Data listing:
## start

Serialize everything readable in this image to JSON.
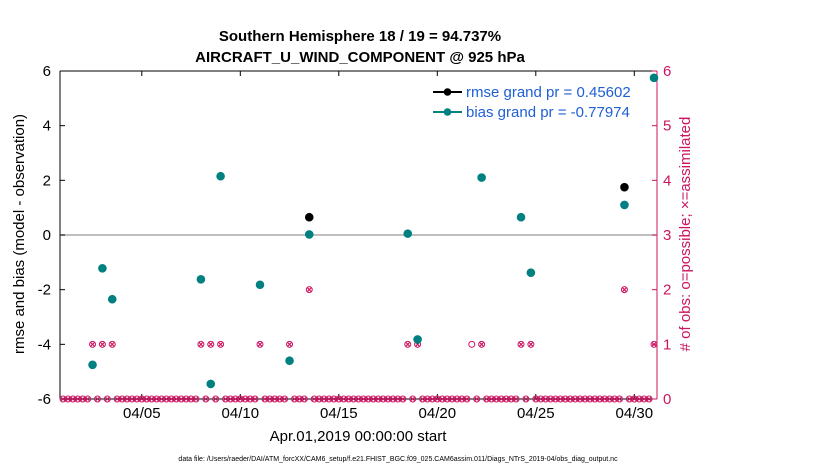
{
  "chart_data": {
    "type": "scatter",
    "title_line1": "Southern Hemisphere 18 / 19 = 94.737%",
    "title_line2": "AIRCRAFT_U_WIND_COMPONENT @ 925 hPa",
    "xlabel": "Apr.01,2019 00:00:00 start",
    "ylabel_left": "rmse and bias (model - observation)",
    "ylabel_right": "# of obs: o=possible; ×=assimilated",
    "xlim": [
      1,
      31
    ],
    "ylim_left": [
      -6,
      6
    ],
    "ylim_right": [
      0,
      6
    ],
    "x_ticks": [
      {
        "value": 5,
        "label": "04/05"
      },
      {
        "value": 10,
        "label": "04/10"
      },
      {
        "value": 15,
        "label": "04/15"
      },
      {
        "value": 20,
        "label": "04/20"
      },
      {
        "value": 25,
        "label": "04/25"
      },
      {
        "value": 30,
        "label": "04/30"
      }
    ],
    "y_ticks_left": [
      -6,
      -4,
      -2,
      0,
      2,
      4,
      6
    ],
    "y_ticks_right": [
      0,
      1,
      2,
      3,
      4,
      5,
      6
    ],
    "colors": {
      "rmse": "#000000",
      "bias": "#008080",
      "obs": "#cc1460",
      "legend_text": "#1f5fd6",
      "zero_line": "#aaaaaa"
    },
    "series": [
      {
        "name": "rmse grand pr = 0.45602",
        "color": "#000000",
        "points": [
          {
            "x": 13.5,
            "y": 0.65
          },
          {
            "x": 29.5,
            "y": 1.75
          }
        ]
      },
      {
        "name": "bias grand pr = -0.77974",
        "color": "#008080",
        "points": [
          {
            "x": 2.5,
            "y": -4.75
          },
          {
            "x": 3.0,
            "y": -1.22
          },
          {
            "x": 3.5,
            "y": -2.35
          },
          {
            "x": 8.0,
            "y": -1.62
          },
          {
            "x": 8.5,
            "y": -5.45
          },
          {
            "x": 9.0,
            "y": 2.15
          },
          {
            "x": 11.0,
            "y": -1.82
          },
          {
            "x": 12.5,
            "y": -4.6
          },
          {
            "x": 13.5,
            "y": 0.02
          },
          {
            "x": 18.5,
            "y": 0.05
          },
          {
            "x": 19.0,
            "y": -3.82
          },
          {
            "x": 22.25,
            "y": 2.1
          },
          {
            "x": 24.25,
            "y": 0.65
          },
          {
            "x": 24.75,
            "y": -1.38
          },
          {
            "x": 29.5,
            "y": 1.1
          },
          {
            "x": 31.0,
            "y": 5.75
          }
        ]
      }
    ],
    "obs_possible": [
      {
        "x": 2.5,
        "y": 1
      },
      {
        "x": 3.0,
        "y": 1
      },
      {
        "x": 3.5,
        "y": 1
      },
      {
        "x": 8.0,
        "y": 1
      },
      {
        "x": 8.5,
        "y": 1
      },
      {
        "x": 9.0,
        "y": 1
      },
      {
        "x": 11.0,
        "y": 1
      },
      {
        "x": 12.5,
        "y": 1
      },
      {
        "x": 13.5,
        "y": 2
      },
      {
        "x": 18.5,
        "y": 1
      },
      {
        "x": 19.0,
        "y": 1
      },
      {
        "x": 21.75,
        "y": 1
      },
      {
        "x": 22.25,
        "y": 1
      },
      {
        "x": 24.25,
        "y": 1
      },
      {
        "x": 24.75,
        "y": 1
      },
      {
        "x": 29.5,
        "y": 2
      },
      {
        "x": 31.0,
        "y": 1
      }
    ],
    "obs_assimilated": [
      {
        "x": 2.5,
        "y": 1
      },
      {
        "x": 3.0,
        "y": 1
      },
      {
        "x": 3.5,
        "y": 1
      },
      {
        "x": 8.0,
        "y": 1
      },
      {
        "x": 8.5,
        "y": 1
      },
      {
        "x": 9.0,
        "y": 1
      },
      {
        "x": 11.0,
        "y": 1
      },
      {
        "x": 12.5,
        "y": 1
      },
      {
        "x": 13.5,
        "y": 2
      },
      {
        "x": 18.5,
        "y": 1
      },
      {
        "x": 19.0,
        "y": 1
      },
      {
        "x": 22.25,
        "y": 1
      },
      {
        "x": 24.25,
        "y": 1
      },
      {
        "x": 24.75,
        "y": 1
      },
      {
        "x": 29.5,
        "y": 2
      },
      {
        "x": 31.0,
        "y": 1
      }
    ],
    "zero_count_step": 0.25
  },
  "footer": "data file: /Users/raeder/DAI/ATM_forcXX/CAM6_setup/f.e21.FHIST_BGC.f09_025.CAM6assim.011/Diags_NTrS_2019-04/obs_diag_output.nc"
}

## end

-- Your instructions --
Leave out the pictures and output every record above precisely as given.

-- Solution --
Serialize everything readable in this image to JSON.
{
  "chart_data": {
    "type": "scatter",
    "title_line1": "Southern Hemisphere 18 / 19 = 94.737%",
    "title_line2": "AIRCRAFT_U_WIND_COMPONENT @ 925 hPa",
    "xlabel": "Apr.01,2019 00:00:00 start",
    "ylabel_left": "rmse and bias (model - observation)",
    "ylabel_right": "# of obs: o=possible; ×=assimilated",
    "xlim": [
      1,
      31
    ],
    "ylim_left": [
      -6,
      6
    ],
    "ylim_right": [
      0,
      6
    ],
    "x_ticks": [
      {
        "value": 5,
        "label": "04/05"
      },
      {
        "value": 10,
        "label": "04/10"
      },
      {
        "value": 15,
        "label": "04/15"
      },
      {
        "value": 20,
        "label": "04/20"
      },
      {
        "value": 25,
        "label": "04/25"
      },
      {
        "value": 30,
        "label": "04/30"
      }
    ],
    "y_ticks_left": [
      -6,
      -4,
      -2,
      0,
      2,
      4,
      6
    ],
    "y_ticks_right": [
      0,
      1,
      2,
      3,
      4,
      5,
      6
    ],
    "colors": {
      "rmse": "#000000",
      "bias": "#008080",
      "obs": "#cc1460",
      "legend_text": "#1f5fd6",
      "zero_line": "#aaaaaa"
    },
    "series": [
      {
        "name": "rmse grand pr = 0.45602",
        "color": "#000000",
        "points": [
          {
            "x": 13.5,
            "y": 0.65
          },
          {
            "x": 29.5,
            "y": 1.75
          }
        ]
      },
      {
        "name": "bias grand pr = -0.77974",
        "color": "#008080",
        "points": [
          {
            "x": 2.5,
            "y": -4.75
          },
          {
            "x": 3.0,
            "y": -1.22
          },
          {
            "x": 3.5,
            "y": -2.35
          },
          {
            "x": 8.0,
            "y": -1.62
          },
          {
            "x": 8.5,
            "y": -5.45
          },
          {
            "x": 9.0,
            "y": 2.15
          },
          {
            "x": 11.0,
            "y": -1.82
          },
          {
            "x": 12.5,
            "y": -4.6
          },
          {
            "x": 13.5,
            "y": 0.02
          },
          {
            "x": 18.5,
            "y": 0.05
          },
          {
            "x": 19.0,
            "y": -3.82
          },
          {
            "x": 22.25,
            "y": 2.1
          },
          {
            "x": 24.25,
            "y": 0.65
          },
          {
            "x": 24.75,
            "y": -1.38
          },
          {
            "x": 29.5,
            "y": 1.1
          },
          {
            "x": 31.0,
            "y": 5.75
          }
        ]
      }
    ],
    "obs_possible": [
      {
        "x": 2.5,
        "y": 1
      },
      {
        "x": 3.0,
        "y": 1
      },
      {
        "x": 3.5,
        "y": 1
      },
      {
        "x": 8.0,
        "y": 1
      },
      {
        "x": 8.5,
        "y": 1
      },
      {
        "x": 9.0,
        "y": 1
      },
      {
        "x": 11.0,
        "y": 1
      },
      {
        "x": 12.5,
        "y": 1
      },
      {
        "x": 13.5,
        "y": 2
      },
      {
        "x": 18.5,
        "y": 1
      },
      {
        "x": 19.0,
        "y": 1
      },
      {
        "x": 21.75,
        "y": 1
      },
      {
        "x": 22.25,
        "y": 1
      },
      {
        "x": 24.25,
        "y": 1
      },
      {
        "x": 24.75,
        "y": 1
      },
      {
        "x": 29.5,
        "y": 2
      },
      {
        "x": 31.0,
        "y": 1
      }
    ],
    "obs_assimilated": [
      {
        "x": 2.5,
        "y": 1
      },
      {
        "x": 3.0,
        "y": 1
      },
      {
        "x": 3.5,
        "y": 1
      },
      {
        "x": 8.0,
        "y": 1
      },
      {
        "x": 8.5,
        "y": 1
      },
      {
        "x": 9.0,
        "y": 1
      },
      {
        "x": 11.0,
        "y": 1
      },
      {
        "x": 12.5,
        "y": 1
      },
      {
        "x": 13.5,
        "y": 2
      },
      {
        "x": 18.5,
        "y": 1
      },
      {
        "x": 19.0,
        "y": 1
      },
      {
        "x": 22.25,
        "y": 1
      },
      {
        "x": 24.25,
        "y": 1
      },
      {
        "x": 24.75,
        "y": 1
      },
      {
        "x": 29.5,
        "y": 2
      },
      {
        "x": 31.0,
        "y": 1
      }
    ],
    "zero_count_step": 0.25
  },
  "footer": "data file: /Users/raeder/DAI/ATM_forcXX/CAM6_setup/f.e21.FHIST_BGC.f09_025.CAM6assim.011/Diags_NTrS_2019-04/obs_diag_output.nc"
}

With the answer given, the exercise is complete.